## Box coordinate listings
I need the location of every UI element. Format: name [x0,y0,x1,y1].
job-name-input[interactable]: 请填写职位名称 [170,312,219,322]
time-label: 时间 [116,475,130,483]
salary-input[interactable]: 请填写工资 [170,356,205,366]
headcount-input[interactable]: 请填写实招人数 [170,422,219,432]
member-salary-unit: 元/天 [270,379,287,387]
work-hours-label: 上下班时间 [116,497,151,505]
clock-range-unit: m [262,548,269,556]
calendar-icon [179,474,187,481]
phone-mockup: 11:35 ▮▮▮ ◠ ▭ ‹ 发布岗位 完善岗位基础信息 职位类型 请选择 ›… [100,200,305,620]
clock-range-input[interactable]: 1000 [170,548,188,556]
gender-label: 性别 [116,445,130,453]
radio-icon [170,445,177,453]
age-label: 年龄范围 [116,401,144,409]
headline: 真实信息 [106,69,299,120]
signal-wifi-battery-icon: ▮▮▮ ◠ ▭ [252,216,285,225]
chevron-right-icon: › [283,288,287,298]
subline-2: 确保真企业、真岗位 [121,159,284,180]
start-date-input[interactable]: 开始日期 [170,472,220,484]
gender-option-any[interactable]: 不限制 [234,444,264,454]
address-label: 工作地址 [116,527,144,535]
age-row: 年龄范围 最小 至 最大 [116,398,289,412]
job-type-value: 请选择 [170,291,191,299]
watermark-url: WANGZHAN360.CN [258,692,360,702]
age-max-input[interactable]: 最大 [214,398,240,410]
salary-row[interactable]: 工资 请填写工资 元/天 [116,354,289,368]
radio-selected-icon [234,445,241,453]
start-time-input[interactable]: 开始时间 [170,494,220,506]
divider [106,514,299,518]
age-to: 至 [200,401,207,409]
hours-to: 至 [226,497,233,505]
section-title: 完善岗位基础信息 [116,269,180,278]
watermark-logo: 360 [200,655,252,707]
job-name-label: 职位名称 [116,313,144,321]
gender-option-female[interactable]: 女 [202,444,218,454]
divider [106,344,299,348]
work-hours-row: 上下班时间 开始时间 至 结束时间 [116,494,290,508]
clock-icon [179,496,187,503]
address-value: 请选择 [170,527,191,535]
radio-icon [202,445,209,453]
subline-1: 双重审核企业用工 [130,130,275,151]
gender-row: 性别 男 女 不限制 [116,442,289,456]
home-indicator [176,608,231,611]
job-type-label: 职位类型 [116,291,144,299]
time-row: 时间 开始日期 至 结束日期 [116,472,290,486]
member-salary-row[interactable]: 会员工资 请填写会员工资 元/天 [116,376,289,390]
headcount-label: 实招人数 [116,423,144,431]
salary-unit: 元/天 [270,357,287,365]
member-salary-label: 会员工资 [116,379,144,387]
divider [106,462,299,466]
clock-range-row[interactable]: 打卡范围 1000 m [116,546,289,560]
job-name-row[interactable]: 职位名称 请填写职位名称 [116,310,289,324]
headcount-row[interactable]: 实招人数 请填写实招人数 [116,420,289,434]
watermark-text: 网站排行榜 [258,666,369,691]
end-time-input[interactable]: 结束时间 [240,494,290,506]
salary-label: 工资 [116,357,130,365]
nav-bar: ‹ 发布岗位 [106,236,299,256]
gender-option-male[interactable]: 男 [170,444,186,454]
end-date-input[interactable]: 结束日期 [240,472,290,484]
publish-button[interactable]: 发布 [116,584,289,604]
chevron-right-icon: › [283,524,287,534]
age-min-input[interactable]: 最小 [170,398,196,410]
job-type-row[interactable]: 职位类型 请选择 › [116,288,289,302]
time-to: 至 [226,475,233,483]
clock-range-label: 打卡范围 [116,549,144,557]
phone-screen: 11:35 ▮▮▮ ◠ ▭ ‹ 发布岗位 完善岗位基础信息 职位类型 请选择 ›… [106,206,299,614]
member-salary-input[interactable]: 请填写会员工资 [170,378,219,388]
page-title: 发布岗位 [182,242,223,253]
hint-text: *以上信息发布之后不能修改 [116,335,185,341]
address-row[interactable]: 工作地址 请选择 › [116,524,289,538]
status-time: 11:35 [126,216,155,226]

## What you will do
Rewrite the material above with every occurrence of "divider" swapped for "separator", leaving everything else the same.

## Task answer
I need the location of every UI element. Format: name [x0,y0,x1,y1].
job-name-input[interactable]: 请填写职位名称 [170,312,219,322]
time-label: 时间 [116,475,130,483]
salary-input[interactable]: 请填写工资 [170,356,205,366]
headcount-input[interactable]: 请填写实招人数 [170,422,219,432]
member-salary-unit: 元/天 [270,379,287,387]
work-hours-label: 上下班时间 [116,497,151,505]
clock-range-unit: m [262,548,269,556]
calendar-icon [179,474,187,481]
phone-mockup: 11:35 ▮▮▮ ◠ ▭ ‹ 发布岗位 完善岗位基础信息 职位类型 请选择 ›… [100,200,305,620]
clock-range-input[interactable]: 1000 [170,548,188,556]
gender-label: 性别 [116,445,130,453]
radio-icon [170,445,177,453]
age-label: 年龄范围 [116,401,144,409]
headline: 真实信息 [106,69,299,120]
signal-wifi-battery-icon: ▮▮▮ ◠ ▭ [252,216,285,225]
chevron-right-icon: › [283,288,287,298]
subline-2: 确保真企业、真岗位 [121,159,284,180]
start-date-input[interactable]: 开始日期 [170,472,220,484]
gender-option-any[interactable]: 不限制 [234,444,264,454]
address-label: 工作地址 [116,527,144,535]
age-row: 年龄范围 最小 至 最大 [116,398,289,412]
job-type-value: 请选择 [170,291,191,299]
watermark-url: WANGZHAN360.CN [258,692,360,702]
age-max-input[interactable]: 最大 [214,398,240,410]
salary-row[interactable]: 工资 请填写工资 元/天 [116,354,289,368]
radio-selected-icon [234,445,241,453]
start-time-input[interactable]: 开始时间 [170,494,220,506]
separator [106,514,299,518]
age-to: 至 [200,401,207,409]
hours-to: 至 [226,497,233,505]
section-title: 完善岗位基础信息 [116,269,180,278]
watermark-logo: 360 [200,655,252,707]
job-name-label: 职位名称 [116,313,144,321]
gender-option-female[interactable]: 女 [202,444,218,454]
separator [106,344,299,348]
work-hours-row: 上下班时间 开始时间 至 结束时间 [116,494,290,508]
clock-icon [179,496,187,503]
address-value: 请选择 [170,527,191,535]
radio-icon [202,445,209,453]
subline-1: 双重审核企业用工 [130,130,275,151]
gender-row: 性别 男 女 不限制 [116,442,289,456]
home-indicator [176,608,231,611]
job-type-label: 职位类型 [116,291,144,299]
time-row: 时间 开始日期 至 结束日期 [116,472,290,486]
member-salary-row[interactable]: 会员工资 请填写会员工资 元/天 [116,376,289,390]
headcount-label: 实招人数 [116,423,144,431]
salary-unit: 元/天 [270,357,287,365]
member-salary-label: 会员工资 [116,379,144,387]
separator [106,462,299,466]
clock-range-row[interactable]: 打卡范围 1000 m [116,546,289,560]
job-name-row[interactable]: 职位名称 请填写职位名称 [116,310,289,324]
headcount-row[interactable]: 实招人数 请填写实招人数 [116,420,289,434]
watermark-text: 网站排行榜 [258,666,369,691]
end-time-input[interactable]: 结束时间 [240,494,290,506]
salary-label: 工资 [116,357,130,365]
nav-bar: ‹ 发布岗位 [106,236,299,256]
gender-option-male[interactable]: 男 [170,444,186,454]
end-date-input[interactable]: 结束日期 [240,472,290,484]
publish-button[interactable]: 发布 [116,584,289,604]
chevron-right-icon: › [283,524,287,534]
age-min-input[interactable]: 最小 [170,398,196,410]
job-type-row[interactable]: 职位类型 请选择 › [116,288,289,302]
time-to: 至 [226,475,233,483]
clock-range-label: 打卡范围 [116,549,144,557]
phone-screen: 11:35 ▮▮▮ ◠ ▭ ‹ 发布岗位 完善岗位基础信息 职位类型 请选择 ›… [106,206,299,614]
member-salary-input[interactable]: 请填写会员工资 [170,378,219,388]
page-title: 发布岗位 [182,242,223,253]
hint-text: *以上信息发布之后不能修改 [116,335,185,341]
address-row[interactable]: 工作地址 请选择 › [116,524,289,538]
status-time: 11:35 [126,216,155,226]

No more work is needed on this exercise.